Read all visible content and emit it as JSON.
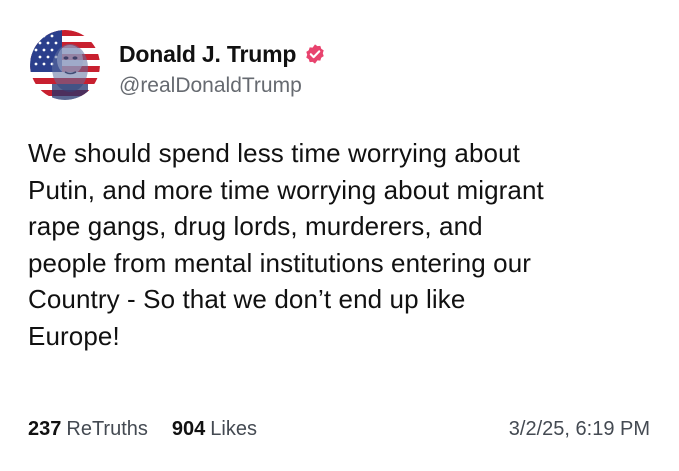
{
  "post": {
    "author": {
      "display_name": "Donald J. Trump",
      "handle": "@realDonaldTrump",
      "verified": true,
      "verified_badge_icon": "verified-badge-icon",
      "verified_badge_color": "#e8436e",
      "avatar_icon": "profile-avatar"
    },
    "text": "We should spend less time worrying about\nPutin, and more time worrying about migrant\nrape gangs, drug lords, murderers, and\npeople from mental institutions entering our\nCountry - So that we don’t end up like\nEurope!",
    "stats": {
      "retruths_count": "237",
      "retruths_label": "ReTruths",
      "likes_count": "904",
      "likes_label": "Likes"
    },
    "timestamp": "3/2/25, 6:19 PM"
  }
}
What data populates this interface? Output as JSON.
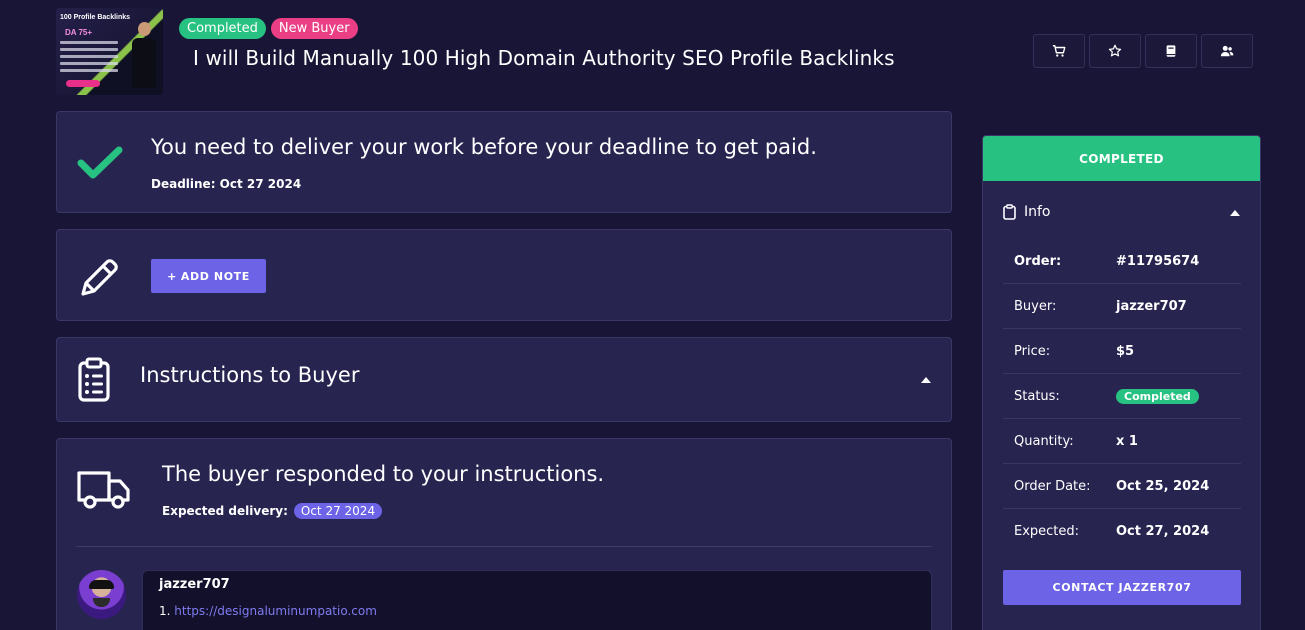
{
  "header": {
    "thumbnail": {
      "title": "100 Profile Backlinks",
      "subtitle": "DA 75+"
    },
    "badges": [
      "Completed",
      "New Buyer"
    ],
    "title": "I will Build Manually 100 High Domain Authority SEO Profile Backlinks",
    "icons": [
      "cart-icon",
      "star-icon",
      "book-icon",
      "users-icon"
    ]
  },
  "deadline_card": {
    "message": "You need to deliver your work before your deadline to get paid.",
    "deadline": "Deadline: Oct 27 2024"
  },
  "note_card": {
    "button_label": "ADD NOTE"
  },
  "instructions_card": {
    "heading": "Instructions to Buyer"
  },
  "response_card": {
    "message": "The buyer responded to your instructions.",
    "expected_label": "Expected delivery:",
    "expected_date": "Oct 27 2024",
    "message_user": "jazzer707",
    "message_line": "1.",
    "message_link": "https://designaluminumpatio.com"
  },
  "sidebar": {
    "status": "COMPLETED",
    "info_title": "Info",
    "rows": [
      {
        "label": "Order:",
        "value": "#11795674"
      },
      {
        "label": "Buyer:",
        "value": "jazzer707"
      },
      {
        "label": "Price:",
        "value": "$5"
      },
      {
        "label": "Status:",
        "value": "Completed"
      },
      {
        "label": "Quantity:",
        "value": "x 1"
      },
      {
        "label": "Order Date:",
        "value": "Oct 25, 2024"
      },
      {
        "label": "Expected:",
        "value": "Oct 27, 2024"
      }
    ],
    "contact_label": "CONTACT JAZZER707"
  },
  "colors": {
    "background": "#181536",
    "card": "#272450",
    "green": "#27c281",
    "pink": "#ea3f84",
    "accent": "#6c63e6"
  }
}
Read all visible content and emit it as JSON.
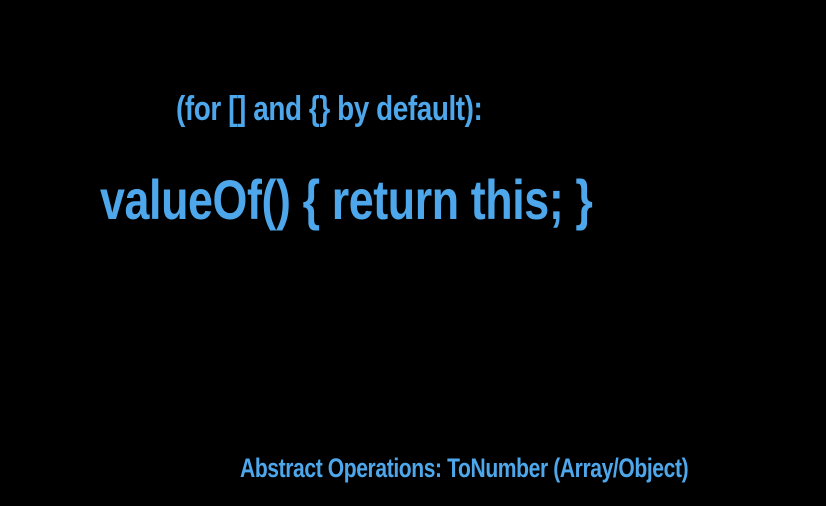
{
  "slide": {
    "subtitle": "(for [] and {} by default):",
    "code": "valueOf() { return this; }",
    "footer": "Abstract Operations: ToNumber (Array/Object)"
  },
  "colors": {
    "background": "#000000",
    "text": "#4da7ea"
  }
}
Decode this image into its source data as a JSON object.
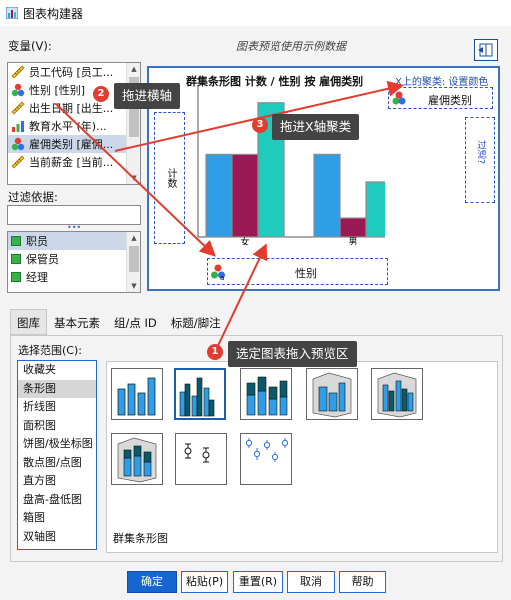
{
  "window": {
    "title": "图表构建器"
  },
  "variables": {
    "label": "变量(V):",
    "items": [
      {
        "label": "员工代码 [员工...",
        "icon": "scale-ruler-icon"
      },
      {
        "label": "性别 [性别]",
        "icon": "nominal-icon"
      },
      {
        "label": "出生日期 [出生...",
        "icon": "scale-ruler-icon"
      },
      {
        "label": "教育水平 (年)...",
        "icon": "ordinal-bars-icon"
      },
      {
        "label": "雇佣类别 [雇佣...",
        "icon": "nominal-icon"
      },
      {
        "label": "当前薪金 [当前...",
        "icon": "scale-ruler-icon"
      }
    ]
  },
  "filter": {
    "label": "过滤依据:",
    "value": "",
    "items": [
      {
        "label": "职员"
      },
      {
        "label": "保管员"
      },
      {
        "label": "经理"
      }
    ]
  },
  "preview": {
    "caption": "图表预览使用示例数据",
    "chart_title": "群集条形图 计数 / 性别 按 雇佣类别",
    "cluster_hint": "X上的聚类: 设置颜色",
    "legend_var": "雇佣类别",
    "y_label": "计数",
    "x_var": "性别",
    "side_drop": "过滤?",
    "categories": [
      "女",
      "男"
    ]
  },
  "chart_data": {
    "type": "bar",
    "categories": [
      "女",
      "男"
    ],
    "series": [
      {
        "color": "#2f9ee6",
        "values": [
          2.4,
          2.4
        ]
      },
      {
        "color": "#9b1a55",
        "values": [
          2.4,
          0.55
        ]
      },
      {
        "color": "#1ecbbd",
        "values": [
          3.9,
          1.6
        ]
      }
    ],
    "ylim": [
      0,
      4.3
    ]
  },
  "tabs": [
    "图库",
    "基本元素",
    "组/点 ID",
    "标题/脚注"
  ],
  "gallery": {
    "choose_label": "选择范围(C):",
    "categories": [
      "收藏夹",
      "条形图",
      "折线图",
      "面积图",
      "饼图/极坐标图",
      "散点图/点图",
      "直方图",
      "盘高-盘低图",
      "箱图",
      "双轴图"
    ],
    "selected_category": "条形图",
    "selected_chart_label": "群集条形图",
    "thumbnails": [
      "simple-bar-thumbnail-icon",
      "clustered-bar-thumbnail-icon",
      "stacked-bar-thumbnail-icon",
      "3d-bar-thumbnail-icon",
      "3d-clustered-bar-thumbnail-icon",
      "3d-stacked-bar-thumbnail-icon",
      "error-bar-thumbnail-icon",
      "clustered-error-bar-thumbnail-icon"
    ]
  },
  "annotations": [
    {
      "number": "1",
      "text": "选定图表拖入预览区"
    },
    {
      "number": "2",
      "text": "拖进横轴"
    },
    {
      "number": "3",
      "text": "拖进X轴聚类"
    }
  ],
  "buttons": {
    "ok": "确定",
    "paste": "粘贴(P)",
    "reset": "重置(R)",
    "cancel": "取消",
    "help": "帮助"
  },
  "colors": {
    "accent": "#1566d1",
    "annotation_red": "#e23b30",
    "callout_bg": "#444444",
    "drop_zone": "#3153c4"
  }
}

§ EXERCISE: Write out the full set of lines verbatim, without the pictures.

§ TASK ANSWER:
Read all visible content and emit it as JSON.
{
  "post": {
    "author": {
      "display_name": "Donald J. Trump",
      "handle": "@realDonaldTrump",
      "verified": true,
      "verified_badge_icon": "verified-badge-icon",
      "verified_badge_color": "#e8436e",
      "avatar_icon": "profile-avatar"
    },
    "text": "We should spend less time worrying about\nPutin, and more time worrying about migrant\nrape gangs, drug lords, murderers, and\npeople from mental institutions entering our\nCountry - So that we don’t end up like\nEurope!",
    "stats": {
      "retruths_count": "237",
      "retruths_label": "ReTruths",
      "likes_count": "904",
      "likes_label": "Likes"
    },
    "timestamp": "3/2/25, 6:19 PM"
  }
}
What data populates this interface? Output as JSON.
{
  "header": {
    "thumbnail": {
      "title": "100 Profile Backlinks",
      "subtitle": "DA 75+"
    },
    "badges": [
      "Completed",
      "New Buyer"
    ],
    "title": "I will Build Manually 100 High Domain Authority SEO Profile Backlinks",
    "icons": [
      "cart-icon",
      "star-icon",
      "book-icon",
      "users-icon"
    ]
  },
  "deadline_card": {
    "message": "You need to deliver your work before your deadline to get paid.",
    "deadline": "Deadline: Oct 27 2024"
  },
  "note_card": {
    "button_label": "ADD NOTE"
  },
  "instructions_card": {
    "heading": "Instructions to Buyer"
  },
  "response_card": {
    "message": "The buyer responded to your instructions.",
    "expected_label": "Expected delivery:",
    "expected_date": "Oct 27 2024",
    "message_user": "jazzer707",
    "message_line": "1.",
    "message_link": "https://designaluminumpatio.com"
  },
  "sidebar": {
    "status": "COMPLETED",
    "info_title": "Info",
    "rows": [
      {
        "label": "Order:",
        "value": "#11795674"
      },
      {
        "label": "Buyer:",
        "value": "jazzer707"
      },
      {
        "label": "Price:",
        "value": "$5"
      },
      {
        "label": "Status:",
        "value": "Completed"
      },
      {
        "label": "Quantity:",
        "value": "x 1"
      },
      {
        "label": "Order Date:",
        "value": "Oct 25, 2024"
      },
      {
        "label": "Expected:",
        "value": "Oct 27, 2024"
      }
    ],
    "contact_label": "CONTACT JAZZER707"
  },
  "colors": {
    "background": "#181536",
    "card": "#272450",
    "green": "#27c281",
    "pink": "#ea3f84",
    "accent": "#6c63e6"
  }
}
Read all visible content and emit it as JSON.
{
  "slide": {
    "subtitle": "(for [] and {} by default):",
    "code": "valueOf() { return this; }",
    "footer": "Abstract Operations: ToNumber (Array/Object)"
  },
  "colors": {
    "background": "#000000",
    "text": "#4da7ea"
  }
}
Decode this image into its source data as a JSON object.
{
  "window": {
    "title": "图表构建器"
  },
  "variables": {
    "label": "变量(V):",
    "items": [
      {
        "label": "员工代码 [员工...",
        "icon": "scale-ruler-icon"
      },
      {
        "label": "性别 [性别]",
        "icon": "nominal-icon"
      },
      {
        "label": "出生日期 [出生...",
        "icon": "scale-ruler-icon"
      },
      {
        "label": "教育水平 (年)...",
        "icon": "ordinal-bars-icon"
      },
      {
        "label": "雇佣类别 [雇佣...",
        "icon": "nominal-icon"
      },
      {
        "label": "当前薪金 [当前...",
        "icon": "scale-ruler-icon"
      }
    ]
  },
  "filter": {
    "label": "过滤依据:",
    "value": "",
    "items": [
      {
        "label": "职员"
      },
      {
        "label": "保管员"
      },
      {
        "label": "经理"
      }
    ]
  },
  "preview": {
    "caption": "图表预览使用示例数据",
    "chart_title": "群集条形图 计数 / 性别 按 雇佣类别",
    "cluster_hint": "X上的聚类: 设置颜色",
    "legend_var": "雇佣类别",
    "y_label": "计数",
    "x_var": "性别",
    "side_drop": "过滤?",
    "categories": [
      "女",
      "男"
    ]
  },
  "chart_data": {
    "type": "bar",
    "categories": [
      "女",
      "男"
    ],
    "series": [
      {
        "color": "#2f9ee6",
        "values": [
          2.4,
          2.4
        ]
      },
      {
        "color": "#9b1a55",
        "values": [
          2.4,
          0.55
        ]
      },
      {
        "color": "#1ecbbd",
        "values": [
          3.9,
          1.6
        ]
      }
    ],
    "ylim": [
      0,
      4.3
    ]
  },
  "tabs": [
    "图库",
    "基本元素",
    "组/点 ID",
    "标题/脚注"
  ],
  "gallery": {
    "choose_label": "选择范围(C):",
    "categories": [
      "收藏夹",
      "条形图",
      "折线图",
      "面积图",
      "饼图/极坐标图",
      "散点图/点图",
      "直方图",
      "盘高-盘低图",
      "箱图",
      "双轴图"
    ],
    "selected_category": "条形图",
    "selected_chart_label": "群集条形图",
    "thumbnails": [
      "simple-bar-thumbnail-icon",
      "clustered-bar-thumbnail-icon",
      "stacked-bar-thumbnail-icon",
      "3d-bar-thumbnail-icon",
      "3d-clustered-bar-thumbnail-icon",
      "3d-stacked-bar-thumbnail-icon",
      "error-bar-thumbnail-icon",
      "clustered-error-bar-thumbnail-icon"
    ]
  },
  "annotations": [
    {
      "number": "1",
      "text": "选定图表拖入预览区"
    },
    {
      "number": "2",
      "text": "拖进横轴"
    },
    {
      "number": "3",
      "text": "拖进X轴聚类"
    }
  ],
  "buttons": {
    "ok": "确定",
    "paste": "粘贴(P)",
    "reset": "重置(R)",
    "cancel": "取消",
    "help": "帮助"
  },
  "colors": {
    "accent": "#1566d1",
    "annotation_red": "#e23b30",
    "callout_bg": "#444444",
    "drop_zone": "#3153c4"
  }
}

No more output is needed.